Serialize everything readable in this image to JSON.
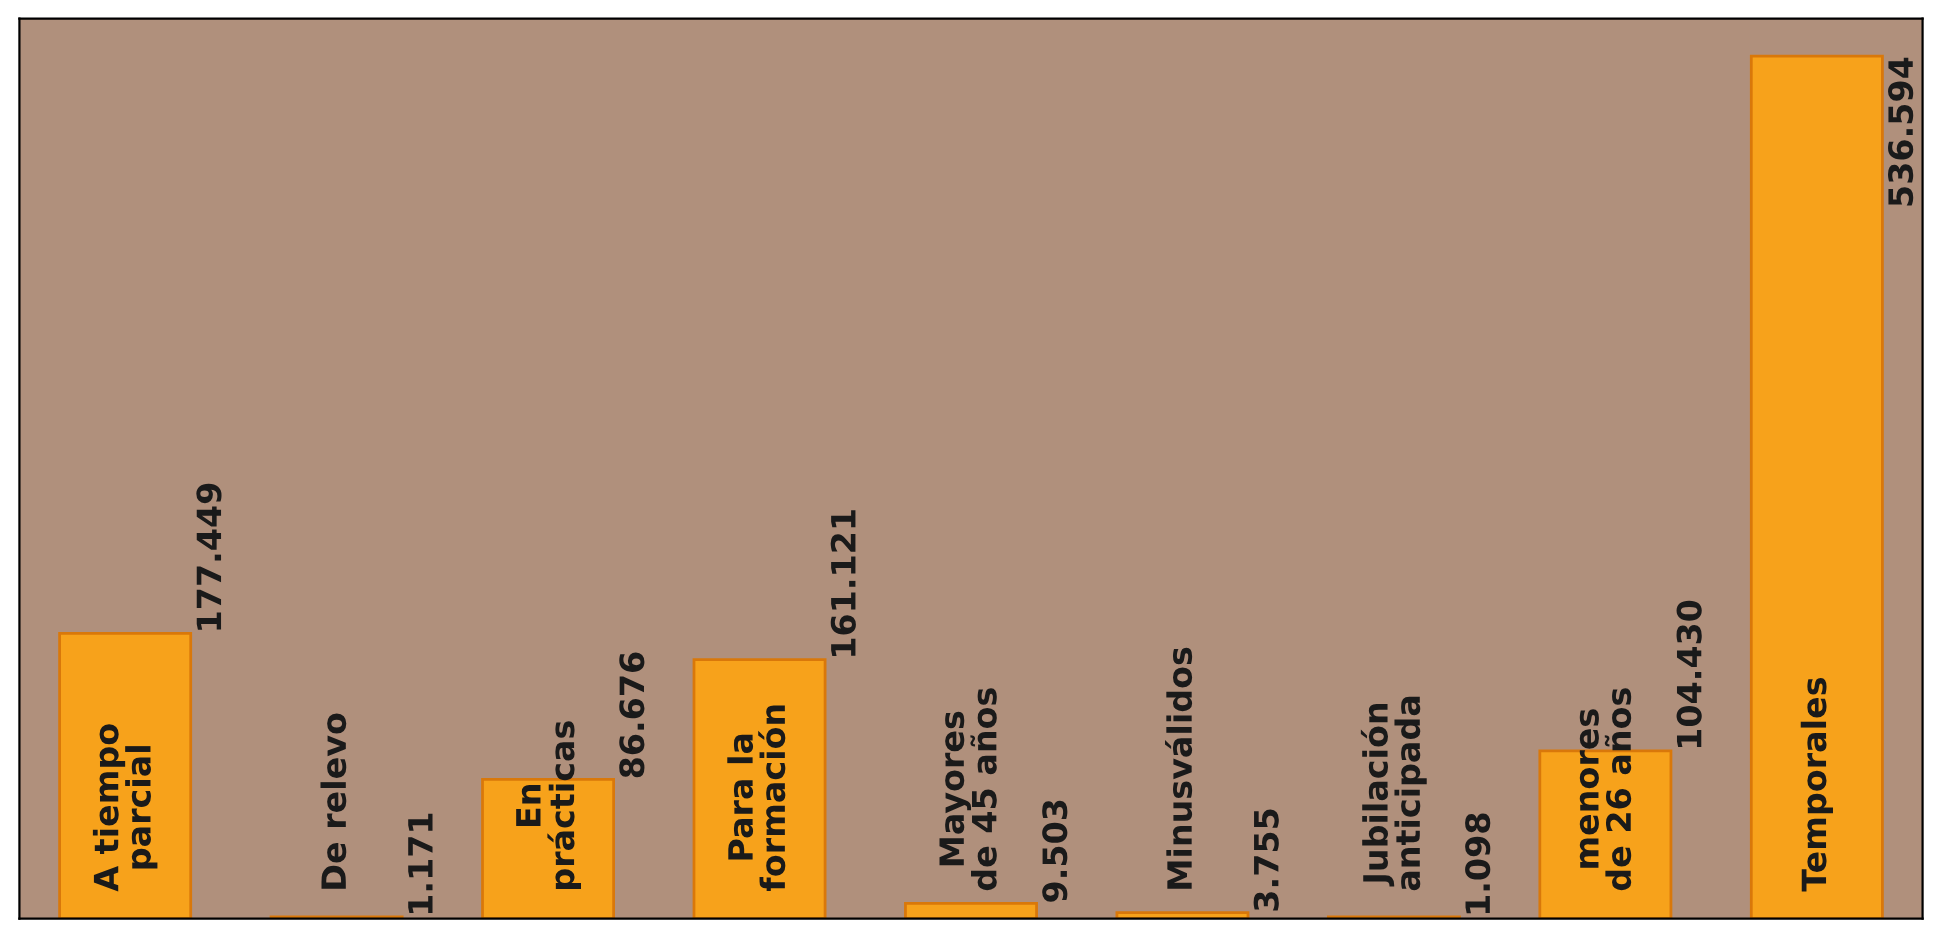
{
  "chart_data": {
    "type": "bar",
    "categories": [
      "A tiempo\nparcial",
      "De relevo",
      "En\nprácticas",
      "Para la\nformación",
      "Mayores\nde 45 años",
      "Minusválidos",
      "Jubilación\nanticipada",
      "menores\nde 26 años",
      "Temporales"
    ],
    "values": [
      177449,
      1171,
      86676,
      161121,
      9503,
      3755,
      1098,
      104430,
      536594
    ],
    "value_labels": [
      "177.449",
      "1.171",
      "86.676",
      "161.121",
      "9.503",
      "3.755",
      "1.098",
      "104.430",
      "536.594"
    ],
    "color": "#f7a21b",
    "ylim": [
      0,
      560000
    ]
  }
}
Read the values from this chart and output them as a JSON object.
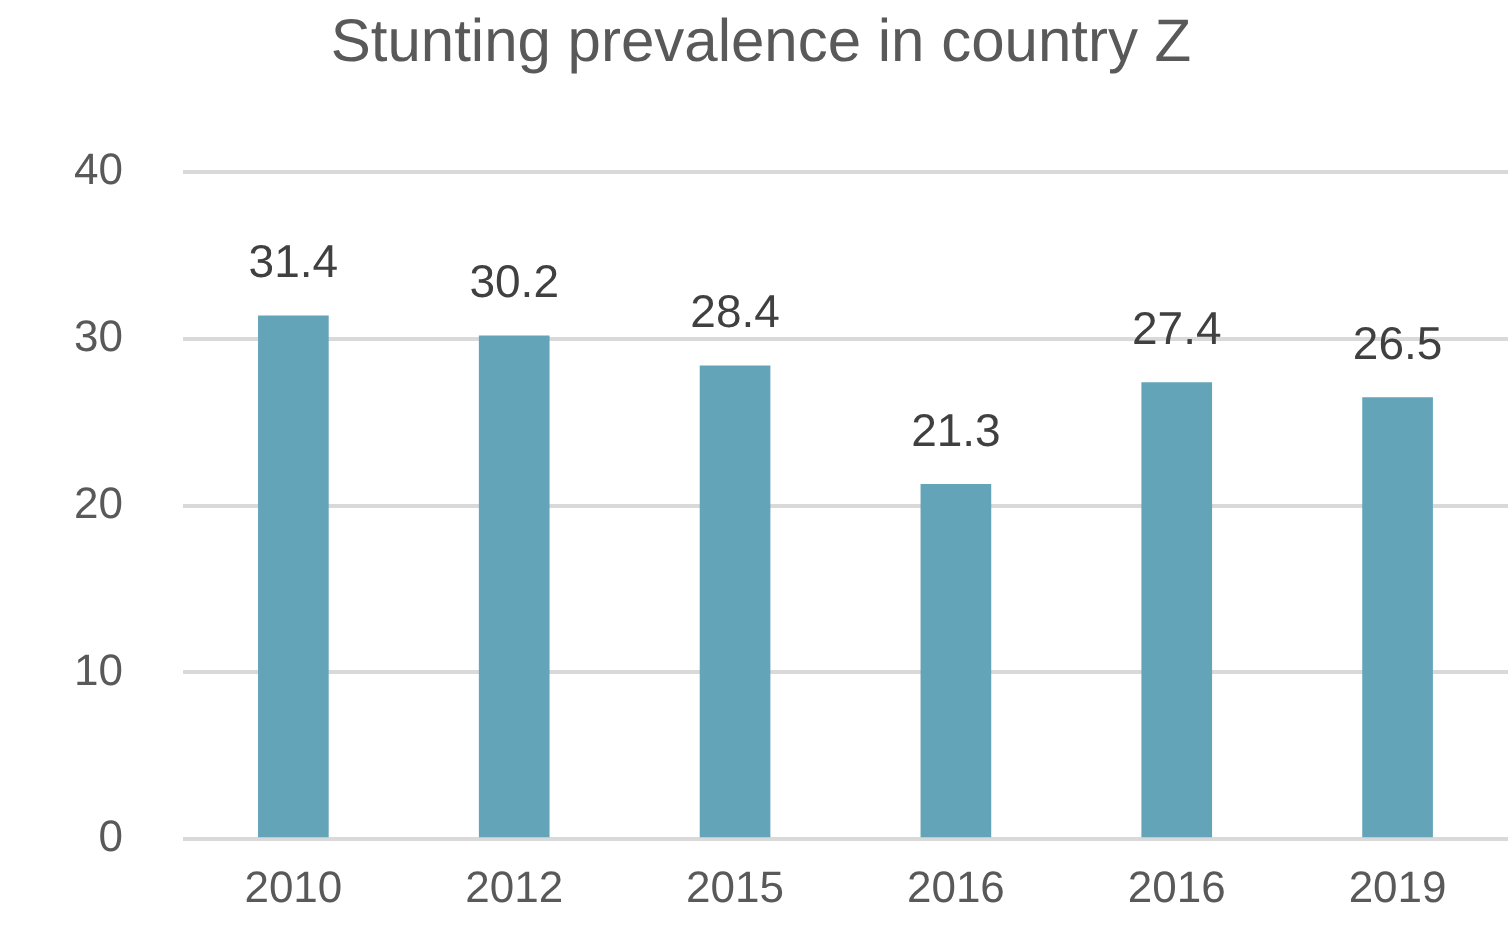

What needs to be done:
Repeat the material above word for word, please, apart from its images.

Finished task:
Serialize everything readable in this image to JSON.
{
  "chart_data": {
    "type": "bar",
    "categories": [
      "A tiempo\nparcial",
      "De relevo",
      "En\nprácticas",
      "Para la\nformación",
      "Mayores\nde 45 años",
      "Minusválidos",
      "Jubilación\nanticipada",
      "menores\nde 26 años",
      "Temporales"
    ],
    "values": [
      177449,
      1171,
      86676,
      161121,
      9503,
      3755,
      1098,
      104430,
      536594
    ],
    "value_labels": [
      "177.449",
      "1.171",
      "86.676",
      "161.121",
      "9.503",
      "3.755",
      "1.098",
      "104.430",
      "536.594"
    ],
    "color": "#f7a21b",
    "ylim": [
      0,
      560000
    ]
  }
}
Read the values from this chart and output them as a JSON object.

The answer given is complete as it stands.